Objective
Your answer should be a single number: the count of lines containing the string "been".

## start Data entries

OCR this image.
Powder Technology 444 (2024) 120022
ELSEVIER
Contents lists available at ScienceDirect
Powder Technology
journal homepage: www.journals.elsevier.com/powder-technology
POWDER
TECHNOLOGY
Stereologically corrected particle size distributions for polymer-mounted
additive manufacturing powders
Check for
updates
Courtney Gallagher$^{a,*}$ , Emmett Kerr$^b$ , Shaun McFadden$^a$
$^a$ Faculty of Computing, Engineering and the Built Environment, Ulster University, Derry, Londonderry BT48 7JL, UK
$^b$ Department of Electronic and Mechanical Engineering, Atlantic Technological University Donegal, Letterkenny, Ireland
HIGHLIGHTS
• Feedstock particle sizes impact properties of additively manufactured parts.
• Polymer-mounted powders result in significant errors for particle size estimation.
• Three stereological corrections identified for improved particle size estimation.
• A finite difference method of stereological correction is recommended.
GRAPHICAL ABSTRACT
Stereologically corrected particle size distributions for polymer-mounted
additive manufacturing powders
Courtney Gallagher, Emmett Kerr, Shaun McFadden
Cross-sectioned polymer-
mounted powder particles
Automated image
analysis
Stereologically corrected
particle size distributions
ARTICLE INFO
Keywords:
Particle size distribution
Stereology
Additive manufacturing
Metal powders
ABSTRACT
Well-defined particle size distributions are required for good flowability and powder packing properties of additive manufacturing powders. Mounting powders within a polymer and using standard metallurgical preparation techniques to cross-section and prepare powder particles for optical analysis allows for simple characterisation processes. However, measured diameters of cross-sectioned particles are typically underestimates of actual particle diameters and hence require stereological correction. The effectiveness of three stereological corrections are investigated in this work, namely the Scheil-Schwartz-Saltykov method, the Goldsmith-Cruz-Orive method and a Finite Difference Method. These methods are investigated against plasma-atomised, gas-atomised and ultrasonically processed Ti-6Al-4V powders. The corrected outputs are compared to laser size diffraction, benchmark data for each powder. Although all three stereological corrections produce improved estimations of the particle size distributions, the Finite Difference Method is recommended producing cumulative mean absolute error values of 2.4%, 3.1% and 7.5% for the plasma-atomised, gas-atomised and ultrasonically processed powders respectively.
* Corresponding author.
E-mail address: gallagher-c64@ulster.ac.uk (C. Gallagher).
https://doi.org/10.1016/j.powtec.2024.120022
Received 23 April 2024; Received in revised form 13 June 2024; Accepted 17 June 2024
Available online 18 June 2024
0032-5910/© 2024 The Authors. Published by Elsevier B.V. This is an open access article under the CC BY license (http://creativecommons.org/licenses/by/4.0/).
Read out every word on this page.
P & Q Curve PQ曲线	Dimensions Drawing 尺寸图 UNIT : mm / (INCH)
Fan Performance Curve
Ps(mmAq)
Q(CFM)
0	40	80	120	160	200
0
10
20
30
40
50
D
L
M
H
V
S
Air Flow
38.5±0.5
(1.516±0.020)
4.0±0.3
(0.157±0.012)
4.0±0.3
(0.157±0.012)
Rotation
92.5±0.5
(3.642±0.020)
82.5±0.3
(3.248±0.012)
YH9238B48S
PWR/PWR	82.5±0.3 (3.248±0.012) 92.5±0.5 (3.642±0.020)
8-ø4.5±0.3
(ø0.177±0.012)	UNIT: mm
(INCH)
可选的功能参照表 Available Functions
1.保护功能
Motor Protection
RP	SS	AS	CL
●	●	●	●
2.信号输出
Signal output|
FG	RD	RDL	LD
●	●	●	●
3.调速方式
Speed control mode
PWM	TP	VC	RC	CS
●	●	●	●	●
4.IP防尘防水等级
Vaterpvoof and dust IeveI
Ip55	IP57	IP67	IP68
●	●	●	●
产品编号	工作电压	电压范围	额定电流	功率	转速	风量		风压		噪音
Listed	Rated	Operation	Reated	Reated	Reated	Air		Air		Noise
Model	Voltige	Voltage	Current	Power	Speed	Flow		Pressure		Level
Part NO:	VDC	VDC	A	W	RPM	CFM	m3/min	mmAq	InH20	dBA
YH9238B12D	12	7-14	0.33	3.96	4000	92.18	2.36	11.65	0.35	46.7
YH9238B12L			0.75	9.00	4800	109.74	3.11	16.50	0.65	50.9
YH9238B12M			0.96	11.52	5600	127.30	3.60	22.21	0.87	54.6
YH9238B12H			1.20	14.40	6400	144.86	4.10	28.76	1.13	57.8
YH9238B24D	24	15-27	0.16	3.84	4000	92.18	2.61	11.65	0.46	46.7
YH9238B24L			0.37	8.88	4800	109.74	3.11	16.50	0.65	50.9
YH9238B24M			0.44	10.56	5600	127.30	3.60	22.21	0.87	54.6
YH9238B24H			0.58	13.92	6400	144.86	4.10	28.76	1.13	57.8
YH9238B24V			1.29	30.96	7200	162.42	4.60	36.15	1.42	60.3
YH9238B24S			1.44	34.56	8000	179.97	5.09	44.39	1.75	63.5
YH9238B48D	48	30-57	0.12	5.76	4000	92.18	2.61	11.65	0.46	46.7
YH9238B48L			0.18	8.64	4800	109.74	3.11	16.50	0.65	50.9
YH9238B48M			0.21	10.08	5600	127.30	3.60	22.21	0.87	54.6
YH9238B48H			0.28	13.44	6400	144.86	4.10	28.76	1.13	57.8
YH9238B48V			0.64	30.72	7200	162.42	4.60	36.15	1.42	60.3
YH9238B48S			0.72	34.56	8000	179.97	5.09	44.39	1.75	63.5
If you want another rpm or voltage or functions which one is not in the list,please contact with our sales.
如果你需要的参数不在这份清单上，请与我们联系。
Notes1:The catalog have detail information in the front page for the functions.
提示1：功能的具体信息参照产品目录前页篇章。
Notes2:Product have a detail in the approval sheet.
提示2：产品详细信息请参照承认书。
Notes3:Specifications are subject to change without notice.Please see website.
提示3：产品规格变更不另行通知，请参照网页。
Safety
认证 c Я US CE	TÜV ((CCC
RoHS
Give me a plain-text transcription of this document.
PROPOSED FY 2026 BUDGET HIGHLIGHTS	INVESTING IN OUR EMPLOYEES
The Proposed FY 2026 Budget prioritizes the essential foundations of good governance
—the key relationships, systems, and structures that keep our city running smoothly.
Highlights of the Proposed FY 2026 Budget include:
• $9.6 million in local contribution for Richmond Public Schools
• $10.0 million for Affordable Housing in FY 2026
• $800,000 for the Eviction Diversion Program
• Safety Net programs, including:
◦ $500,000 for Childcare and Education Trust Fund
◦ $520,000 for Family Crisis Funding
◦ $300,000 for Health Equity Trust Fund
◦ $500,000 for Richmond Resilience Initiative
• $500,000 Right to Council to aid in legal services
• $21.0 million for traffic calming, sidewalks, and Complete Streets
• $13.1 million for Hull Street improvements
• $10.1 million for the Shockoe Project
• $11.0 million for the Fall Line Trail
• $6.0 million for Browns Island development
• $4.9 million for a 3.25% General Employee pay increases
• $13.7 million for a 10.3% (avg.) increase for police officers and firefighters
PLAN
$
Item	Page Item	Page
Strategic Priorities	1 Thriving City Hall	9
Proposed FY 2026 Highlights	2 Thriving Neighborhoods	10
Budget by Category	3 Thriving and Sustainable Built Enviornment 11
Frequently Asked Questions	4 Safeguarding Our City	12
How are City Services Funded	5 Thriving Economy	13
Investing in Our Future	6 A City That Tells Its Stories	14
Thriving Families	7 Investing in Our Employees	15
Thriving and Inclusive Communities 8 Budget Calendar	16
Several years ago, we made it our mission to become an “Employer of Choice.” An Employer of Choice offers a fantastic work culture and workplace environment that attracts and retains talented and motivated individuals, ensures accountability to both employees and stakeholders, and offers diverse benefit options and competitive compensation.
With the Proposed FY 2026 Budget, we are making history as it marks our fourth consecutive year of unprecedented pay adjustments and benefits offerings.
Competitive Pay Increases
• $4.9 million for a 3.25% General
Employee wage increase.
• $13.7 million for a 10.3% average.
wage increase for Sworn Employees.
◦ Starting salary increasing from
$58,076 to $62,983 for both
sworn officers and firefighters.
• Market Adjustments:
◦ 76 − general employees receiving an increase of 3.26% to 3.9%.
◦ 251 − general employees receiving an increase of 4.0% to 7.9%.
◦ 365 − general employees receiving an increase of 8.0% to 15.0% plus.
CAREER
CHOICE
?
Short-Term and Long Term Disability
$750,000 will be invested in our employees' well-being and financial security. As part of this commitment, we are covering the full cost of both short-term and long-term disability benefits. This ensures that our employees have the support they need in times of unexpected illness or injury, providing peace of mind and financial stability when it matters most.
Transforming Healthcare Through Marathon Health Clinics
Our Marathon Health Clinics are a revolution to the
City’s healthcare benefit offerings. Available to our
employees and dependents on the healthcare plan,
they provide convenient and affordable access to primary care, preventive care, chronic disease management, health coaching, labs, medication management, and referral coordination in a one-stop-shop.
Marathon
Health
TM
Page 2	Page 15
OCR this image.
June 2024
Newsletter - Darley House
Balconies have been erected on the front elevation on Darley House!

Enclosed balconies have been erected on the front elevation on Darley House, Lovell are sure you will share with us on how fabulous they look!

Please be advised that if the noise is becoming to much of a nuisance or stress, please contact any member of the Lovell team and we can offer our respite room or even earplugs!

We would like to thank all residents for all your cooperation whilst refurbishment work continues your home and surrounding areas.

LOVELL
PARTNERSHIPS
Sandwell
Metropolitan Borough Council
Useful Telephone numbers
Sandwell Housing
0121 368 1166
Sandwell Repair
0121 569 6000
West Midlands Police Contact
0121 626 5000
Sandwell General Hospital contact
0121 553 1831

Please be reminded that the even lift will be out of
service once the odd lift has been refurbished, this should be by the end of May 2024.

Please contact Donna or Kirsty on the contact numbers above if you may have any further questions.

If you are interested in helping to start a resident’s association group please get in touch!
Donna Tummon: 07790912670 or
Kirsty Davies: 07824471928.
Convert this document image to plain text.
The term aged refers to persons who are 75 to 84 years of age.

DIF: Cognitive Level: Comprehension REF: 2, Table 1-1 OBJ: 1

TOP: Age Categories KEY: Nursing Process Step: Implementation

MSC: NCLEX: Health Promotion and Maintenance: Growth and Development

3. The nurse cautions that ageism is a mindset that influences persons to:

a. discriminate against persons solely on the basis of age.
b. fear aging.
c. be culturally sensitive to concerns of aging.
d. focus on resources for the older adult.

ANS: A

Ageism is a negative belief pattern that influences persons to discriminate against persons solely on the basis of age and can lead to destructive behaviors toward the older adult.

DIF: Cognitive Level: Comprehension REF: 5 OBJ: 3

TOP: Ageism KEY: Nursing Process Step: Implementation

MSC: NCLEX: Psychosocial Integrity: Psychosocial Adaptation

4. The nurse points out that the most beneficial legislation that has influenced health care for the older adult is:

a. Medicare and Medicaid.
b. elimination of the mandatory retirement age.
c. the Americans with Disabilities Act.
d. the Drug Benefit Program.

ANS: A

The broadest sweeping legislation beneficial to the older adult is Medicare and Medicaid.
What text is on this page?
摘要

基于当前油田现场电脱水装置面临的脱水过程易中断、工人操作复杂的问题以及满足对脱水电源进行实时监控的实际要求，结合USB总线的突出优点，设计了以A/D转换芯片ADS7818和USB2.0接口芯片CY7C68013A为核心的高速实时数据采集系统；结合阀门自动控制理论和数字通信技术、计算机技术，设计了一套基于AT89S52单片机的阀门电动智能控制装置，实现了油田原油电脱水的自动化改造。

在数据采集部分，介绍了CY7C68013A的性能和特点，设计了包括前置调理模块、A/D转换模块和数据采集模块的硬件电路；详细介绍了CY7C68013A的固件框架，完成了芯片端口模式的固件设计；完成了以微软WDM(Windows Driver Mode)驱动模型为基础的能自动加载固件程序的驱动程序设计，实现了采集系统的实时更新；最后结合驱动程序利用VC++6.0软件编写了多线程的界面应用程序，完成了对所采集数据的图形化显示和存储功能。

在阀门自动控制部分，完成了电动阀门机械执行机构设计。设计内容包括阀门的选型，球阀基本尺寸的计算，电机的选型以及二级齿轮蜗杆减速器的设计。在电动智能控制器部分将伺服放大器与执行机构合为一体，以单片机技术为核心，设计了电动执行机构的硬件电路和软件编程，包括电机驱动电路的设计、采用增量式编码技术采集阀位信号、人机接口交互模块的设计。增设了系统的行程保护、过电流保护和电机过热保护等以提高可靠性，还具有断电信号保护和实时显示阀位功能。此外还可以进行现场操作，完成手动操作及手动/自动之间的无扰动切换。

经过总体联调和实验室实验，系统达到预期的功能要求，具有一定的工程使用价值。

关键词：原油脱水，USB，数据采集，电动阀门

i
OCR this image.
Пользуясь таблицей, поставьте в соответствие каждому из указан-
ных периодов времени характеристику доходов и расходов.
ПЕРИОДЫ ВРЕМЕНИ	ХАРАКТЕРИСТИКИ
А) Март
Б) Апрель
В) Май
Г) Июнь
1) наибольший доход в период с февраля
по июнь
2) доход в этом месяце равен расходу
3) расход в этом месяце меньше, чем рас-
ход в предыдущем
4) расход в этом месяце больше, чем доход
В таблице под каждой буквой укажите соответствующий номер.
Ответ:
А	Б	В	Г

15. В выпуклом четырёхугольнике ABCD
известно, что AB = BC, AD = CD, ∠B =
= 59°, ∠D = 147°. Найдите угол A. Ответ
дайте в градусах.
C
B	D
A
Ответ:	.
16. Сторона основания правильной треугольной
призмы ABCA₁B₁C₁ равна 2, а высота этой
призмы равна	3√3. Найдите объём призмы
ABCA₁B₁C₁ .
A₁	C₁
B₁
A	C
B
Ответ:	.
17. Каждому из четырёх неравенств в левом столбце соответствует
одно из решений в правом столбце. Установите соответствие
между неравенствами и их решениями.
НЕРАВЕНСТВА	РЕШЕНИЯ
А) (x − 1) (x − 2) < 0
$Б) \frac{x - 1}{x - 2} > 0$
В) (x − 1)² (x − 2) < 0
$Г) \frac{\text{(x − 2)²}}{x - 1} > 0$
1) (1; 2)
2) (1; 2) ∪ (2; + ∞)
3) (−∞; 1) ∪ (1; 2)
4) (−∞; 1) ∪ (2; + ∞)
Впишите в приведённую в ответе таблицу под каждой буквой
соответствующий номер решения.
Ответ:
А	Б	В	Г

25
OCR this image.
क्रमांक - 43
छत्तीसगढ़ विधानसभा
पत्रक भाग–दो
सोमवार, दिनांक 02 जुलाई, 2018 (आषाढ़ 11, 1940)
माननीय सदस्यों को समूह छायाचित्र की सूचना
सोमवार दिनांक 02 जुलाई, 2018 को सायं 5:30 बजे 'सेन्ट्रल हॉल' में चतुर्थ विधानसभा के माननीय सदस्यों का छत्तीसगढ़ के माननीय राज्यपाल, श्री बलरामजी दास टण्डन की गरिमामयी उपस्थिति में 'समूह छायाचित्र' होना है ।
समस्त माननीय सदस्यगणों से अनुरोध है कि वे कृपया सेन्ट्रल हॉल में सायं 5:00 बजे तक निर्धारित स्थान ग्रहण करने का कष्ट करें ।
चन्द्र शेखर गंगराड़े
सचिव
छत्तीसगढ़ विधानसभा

## end Data entries

Response to this exercise
3